_Exercise_.
Find and copy each line of the records where the string "sources" shows up.

_Extracted data_.

--------------------

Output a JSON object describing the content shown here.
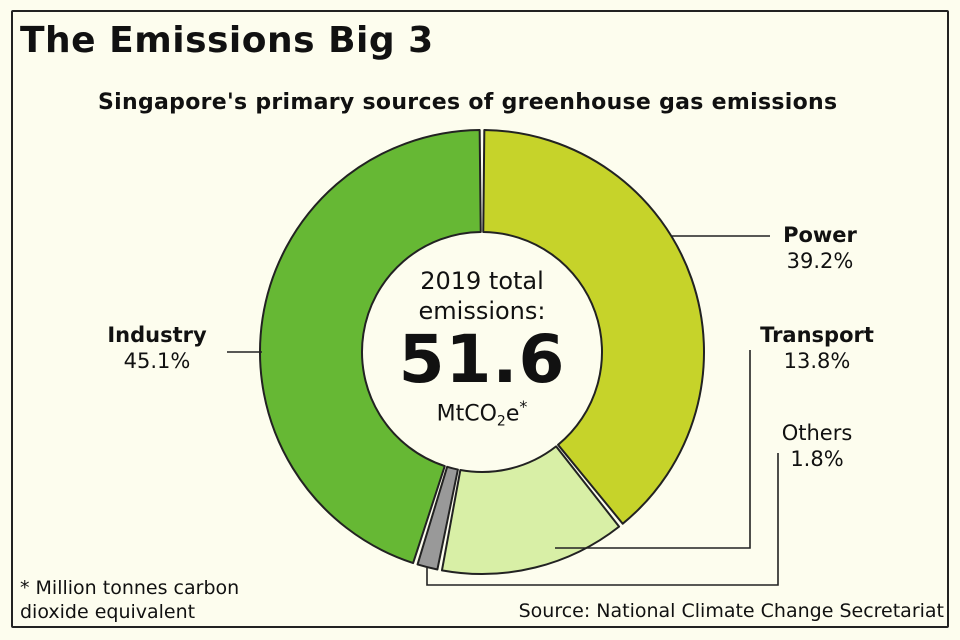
{
  "title": "The Emissions Big 3",
  "subtitle": "Singapore's primary sources of greenhouse gas emissions",
  "center": {
    "line1": "2019 total",
    "line2": "emissions:",
    "value": "51.6",
    "unit_main": "MtCO",
    "unit_sub": "2",
    "unit_end": "e",
    "unit_star": "*"
  },
  "segments": [
    {
      "name": "Power",
      "pct_label": "39.2%",
      "color": "#c6d32a"
    },
    {
      "name": "Transport",
      "pct_label": "13.8%",
      "color": "#d8efa6"
    },
    {
      "name": "Others",
      "pct_label": "1.8%",
      "color": "#999999"
    },
    {
      "name": "Industry",
      "pct_label": "45.1%",
      "color": "#66b834"
    }
  ],
  "footnote": {
    "line1": "* Million tonnes carbon",
    "line2": "dioxide equivalent"
  },
  "source": "Source: National Climate Change Secretariat",
  "chart_data": {
    "type": "pie",
    "title": "The Emissions Big 3",
    "subtitle": "Singapore's primary sources of greenhouse gas emissions",
    "categories": [
      "Power",
      "Transport",
      "Others",
      "Industry"
    ],
    "values": [
      39.2,
      13.8,
      1.8,
      45.1
    ],
    "unit": "%",
    "total": 51.6,
    "total_unit": "MtCO2e",
    "year": 2019,
    "donut": true,
    "colors": [
      "#c6d32a",
      "#d8efa6",
      "#999999",
      "#66b834"
    ],
    "annotations": [
      "2019 total emissions: 51.6 MtCO2e*",
      "* Million tonnes carbon dioxide equivalent",
      "Source: National Climate Change Secretariat"
    ]
  }
}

--------------------

_Result for this exercise_.
  "subtitle": "Singapore's primary sources of greenhouse gas emissions",
    "subtitle": "Singapore's primary sources of greenhouse gas emissions",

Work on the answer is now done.